• **DIRECTIVE**
Check every line below for the string "Volumes", and copy the lines that contain it.

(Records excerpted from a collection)
※
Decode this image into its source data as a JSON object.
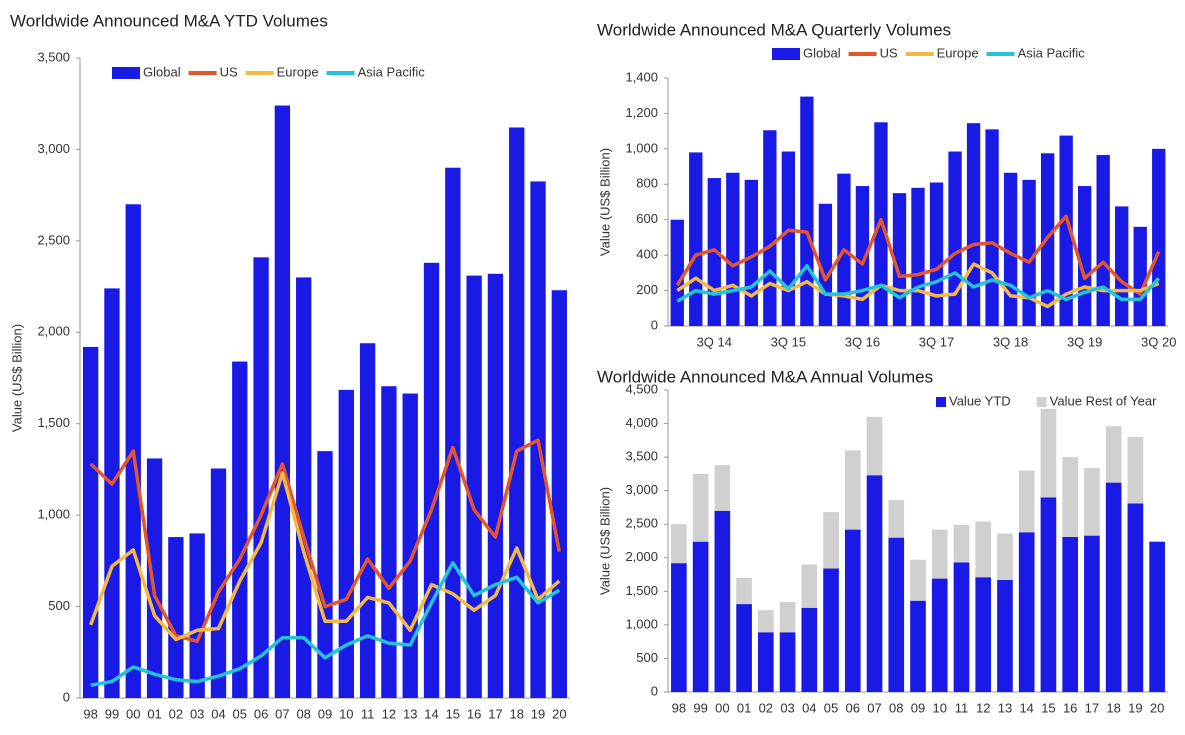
{
  "chart_data": [
    {
      "type": "combo",
      "title": "Worldwide Announced M&A YTD Volumes",
      "y_label": "Value (US$ Billion)",
      "categories": [
        "98",
        "99",
        "00",
        "01",
        "02",
        "03",
        "04",
        "05",
        "06",
        "07",
        "08",
        "09",
        "10",
        "11",
        "12",
        "13",
        "14",
        "15",
        "16",
        "17",
        "18",
        "19",
        "20"
      ],
      "series": [
        {
          "name": "Global",
          "mark": "bar",
          "color": "#1a1ae6",
          "values": [
            1920,
            2240,
            2700,
            1310,
            880,
            900,
            1255,
            1840,
            2410,
            3240,
            2300,
            1350,
            1685,
            1940,
            1705,
            1665,
            2380,
            2900,
            2310,
            2320,
            3120,
            2825,
            2230
          ]
        },
        {
          "name": "US",
          "mark": "line",
          "color": "#e2552d",
          "values": [
            1280,
            1170,
            1350,
            560,
            340,
            310,
            580,
            760,
            1000,
            1280,
            880,
            500,
            540,
            760,
            600,
            750,
            1030,
            1370,
            1030,
            880,
            1350,
            1410,
            800
          ]
        },
        {
          "name": "Europe",
          "mark": "line",
          "color": "#f4b942",
          "values": [
            400,
            720,
            810,
            450,
            320,
            370,
            380,
            640,
            850,
            1230,
            800,
            420,
            420,
            550,
            520,
            370,
            620,
            570,
            480,
            560,
            820,
            540,
            640
          ]
        },
        {
          "name": "Asia Pacific",
          "mark": "line",
          "color": "#22c4d6",
          "values": [
            70,
            90,
            170,
            130,
            100,
            90,
            120,
            160,
            230,
            330,
            330,
            220,
            290,
            340,
            300,
            290,
            520,
            740,
            560,
            620,
            660,
            520,
            590
          ]
        }
      ],
      "ylim": [
        0,
        3500
      ],
      "yticks": [
        0,
        500,
        {
          "value": 1000,
          "label": "1,000"
        },
        {
          "value": 1500,
          "label": "1,500"
        },
        {
          "value": 2000,
          "label": "2,000"
        },
        {
          "value": 2500,
          "label": "2,500"
        },
        {
          "value": 3000,
          "label": "3,000"
        },
        {
          "value": 3500,
          "label": "3,500"
        }
      ]
    },
    {
      "type": "combo",
      "title": "Worldwide Announced M&A Quarterly Volumes",
      "y_label": "Value (US$ Billion)",
      "categories": [
        null,
        null,
        "3Q 14",
        null,
        null,
        null,
        "3Q 15",
        null,
        null,
        null,
        "3Q 16",
        null,
        null,
        null,
        "3Q 17",
        null,
        null,
        null,
        "3Q 18",
        null,
        null,
        null,
        "3Q 19",
        null,
        null,
        null,
        "3Q 20"
      ],
      "series": [
        {
          "name": "Global",
          "mark": "bar",
          "color": "#1a1ae6",
          "values": [
            600,
            980,
            835,
            865,
            825,
            1105,
            985,
            1295,
            690,
            860,
            790,
            1150,
            750,
            780,
            810,
            985,
            1145,
            1110,
            865,
            825,
            975,
            1075,
            790,
            965,
            675,
            560,
            1000
          ]
        },
        {
          "name": "US",
          "mark": "line",
          "color": "#e2552d",
          "values": [
            230,
            400,
            430,
            340,
            390,
            450,
            540,
            530,
            260,
            430,
            350,
            600,
            280,
            290,
            320,
            410,
            460,
            470,
            410,
            360,
            500,
            620,
            270,
            360,
            250,
            180,
            420
          ]
        },
        {
          "name": "Europe",
          "mark": "line",
          "color": "#f4b942",
          "values": [
            200,
            270,
            200,
            230,
            170,
            240,
            200,
            250,
            180,
            170,
            150,
            230,
            200,
            200,
            170,
            180,
            350,
            300,
            170,
            160,
            110,
            180,
            220,
            200,
            200,
            200,
            240
          ]
        },
        {
          "name": "Asia Pacific",
          "mark": "line",
          "color": "#22c4d6",
          "values": [
            140,
            200,
            180,
            200,
            220,
            310,
            210,
            340,
            180,
            180,
            200,
            230,
            160,
            220,
            250,
            300,
            220,
            260,
            230,
            160,
            200,
            150,
            190,
            220,
            150,
            150,
            270
          ]
        }
      ],
      "ylim": [
        0,
        1400
      ],
      "yticks": [
        0,
        200,
        400,
        600,
        800,
        {
          "value": 1000,
          "label": "1,000"
        },
        {
          "value": 1200,
          "label": "1,200"
        },
        {
          "value": 1400,
          "label": "1,400"
        }
      ]
    },
    {
      "type": "stacked_bar",
      "title": "Worldwide Announced M&A Annual Volumes",
      "y_label": "Value (US$ Billion)",
      "categories": [
        "98",
        "99",
        "00",
        "01",
        "02",
        "03",
        "04",
        "05",
        "06",
        "07",
        "08",
        "09",
        "10",
        "11",
        "12",
        "13",
        "14",
        "15",
        "16",
        "17",
        "18",
        "19",
        "20"
      ],
      "series": [
        {
          "name": "Value YTD",
          "color": "#1a1ae6",
          "values": [
            1920,
            2240,
            2700,
            1310,
            890,
            890,
            1255,
            1840,
            2420,
            3230,
            2300,
            1360,
            1690,
            1930,
            1710,
            1670,
            2380,
            2900,
            2310,
            2330,
            3120,
            2810,
            2240
          ]
        },
        {
          "name": "Value Rest of Year",
          "color": "#d0d0d0",
          "values": [
            580,
            1010,
            680,
            390,
            330,
            450,
            645,
            840,
            1180,
            870,
            560,
            610,
            730,
            560,
            830,
            690,
            920,
            1320,
            1190,
            1010,
            840,
            990,
            null
          ]
        }
      ],
      "ylim": [
        0,
        4500
      ],
      "yticks": [
        0,
        500,
        {
          "value": 1000,
          "label": "1,000"
        },
        {
          "value": 1500,
          "label": "1,500"
        },
        {
          "value": 2000,
          "label": "2,000"
        },
        {
          "value": 2500,
          "label": "2,500"
        },
        {
          "value": 3000,
          "label": "3,000"
        },
        {
          "value": 3500,
          "label": "3,500"
        },
        {
          "value": 4000,
          "label": "4,000"
        },
        {
          "value": 4500,
          "label": "4,500"
        }
      ]
    }
  ]
}
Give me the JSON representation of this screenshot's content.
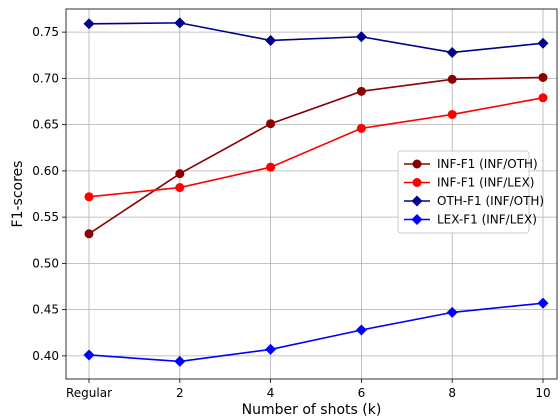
{
  "chart_data": {
    "type": "line",
    "title": "",
    "xlabel": "Number of shots (k)",
    "ylabel": "F1-scores",
    "categories": [
      "Regular",
      "2",
      "4",
      "6",
      "8",
      "10"
    ],
    "ylim": [
      0.375,
      0.775
    ],
    "yticks": [
      "0.40",
      "0.45",
      "0.50",
      "0.55",
      "0.60",
      "0.65",
      "0.70",
      "0.75"
    ],
    "grid": true,
    "legend_position": "center-right",
    "series": [
      {
        "name": "INF-F1 (INF/OTH)",
        "color": "#8b0000",
        "marker": "circle",
        "values": [
          0.532,
          0.597,
          0.651,
          0.686,
          0.699,
          0.701
        ]
      },
      {
        "name": "INF-F1 (INF/LEX)",
        "color": "#ff0000",
        "marker": "circle",
        "values": [
          0.572,
          0.582,
          0.604,
          0.646,
          0.661,
          0.679
        ]
      },
      {
        "name": "OTH-F1 (INF/OTH)",
        "color": "#00008b",
        "marker": "diamond",
        "values": [
          0.759,
          0.76,
          0.741,
          0.745,
          0.728,
          0.738
        ]
      },
      {
        "name": "LEX-F1 (INF/LEX)",
        "color": "#0000ff",
        "marker": "diamond",
        "values": [
          0.401,
          0.394,
          0.407,
          0.428,
          0.447,
          0.457
        ]
      }
    ]
  }
}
※
• **SOLUTION**
      "title": "Worldwide Announced M&A YTD Volumes",
      "title": "Worldwide Announced M&A Quarterly Volumes",
      "title": "Worldwide Announced M&A Annual Volumes",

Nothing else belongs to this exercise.